[START OF Records supplied]
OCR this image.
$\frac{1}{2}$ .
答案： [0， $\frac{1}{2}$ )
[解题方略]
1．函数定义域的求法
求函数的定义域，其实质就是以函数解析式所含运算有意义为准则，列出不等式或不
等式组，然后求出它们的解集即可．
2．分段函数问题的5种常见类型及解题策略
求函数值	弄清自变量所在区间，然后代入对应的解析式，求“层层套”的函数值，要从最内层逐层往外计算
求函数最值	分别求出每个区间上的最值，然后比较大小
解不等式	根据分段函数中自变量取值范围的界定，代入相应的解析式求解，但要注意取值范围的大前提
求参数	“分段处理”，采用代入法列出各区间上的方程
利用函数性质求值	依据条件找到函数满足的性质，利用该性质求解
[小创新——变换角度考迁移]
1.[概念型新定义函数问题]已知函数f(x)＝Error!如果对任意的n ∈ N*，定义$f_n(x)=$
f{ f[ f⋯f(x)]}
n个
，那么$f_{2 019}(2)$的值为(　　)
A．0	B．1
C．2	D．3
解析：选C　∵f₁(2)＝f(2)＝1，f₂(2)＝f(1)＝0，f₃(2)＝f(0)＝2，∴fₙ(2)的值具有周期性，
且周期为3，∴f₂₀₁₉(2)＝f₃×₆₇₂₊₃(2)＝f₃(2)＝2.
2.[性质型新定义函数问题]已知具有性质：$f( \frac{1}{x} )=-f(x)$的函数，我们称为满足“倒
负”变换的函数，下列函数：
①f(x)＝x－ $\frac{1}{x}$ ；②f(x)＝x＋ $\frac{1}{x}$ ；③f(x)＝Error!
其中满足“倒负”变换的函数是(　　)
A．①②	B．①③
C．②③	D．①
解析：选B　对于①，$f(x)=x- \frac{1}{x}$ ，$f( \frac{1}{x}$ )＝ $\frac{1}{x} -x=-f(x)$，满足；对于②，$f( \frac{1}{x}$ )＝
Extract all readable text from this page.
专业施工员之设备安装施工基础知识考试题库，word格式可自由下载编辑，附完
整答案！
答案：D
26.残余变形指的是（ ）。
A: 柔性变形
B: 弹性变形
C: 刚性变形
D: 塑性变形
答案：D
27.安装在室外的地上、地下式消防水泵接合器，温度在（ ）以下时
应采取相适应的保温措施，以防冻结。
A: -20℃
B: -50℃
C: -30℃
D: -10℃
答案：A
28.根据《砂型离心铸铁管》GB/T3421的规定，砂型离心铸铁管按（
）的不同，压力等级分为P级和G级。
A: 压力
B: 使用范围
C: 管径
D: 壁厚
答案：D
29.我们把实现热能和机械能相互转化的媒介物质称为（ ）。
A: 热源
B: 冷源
[END OF Records supplied]
● Your instructions
Copy only this span: the line that contains "Extract all readable text from this page.", the last line, and every line between them.

● Exercise result
Extract all readable text from this page.
专业施工员之设备安装施工基础知识考试题库，word格式可自由下载编辑，附完
整答案！
答案：D
26.残余变形指的是（ ）。
A: 柔性变形
B: 弹性变形
C: 刚性变形
D: 塑性变形
答案：D
27.安装在室外的地上、地下式消防水泵接合器，温度在（ ）以下时
应采取相适应的保温措施，以防冻结。
A: -20℃
B: -50℃
C: -30℃
D: -10℃
答案：A
28.根据《砂型离心铸铁管》GB/T3421的规定，砂型离心铸铁管按（
）的不同，压力等级分为P级和G级。
A: 压力
B: 使用范围
C: 管径
D: 壁厚
答案：D
29.我们把实现热能和机械能相互转化的媒介物质称为（ ）。
A: 热源
B: 冷源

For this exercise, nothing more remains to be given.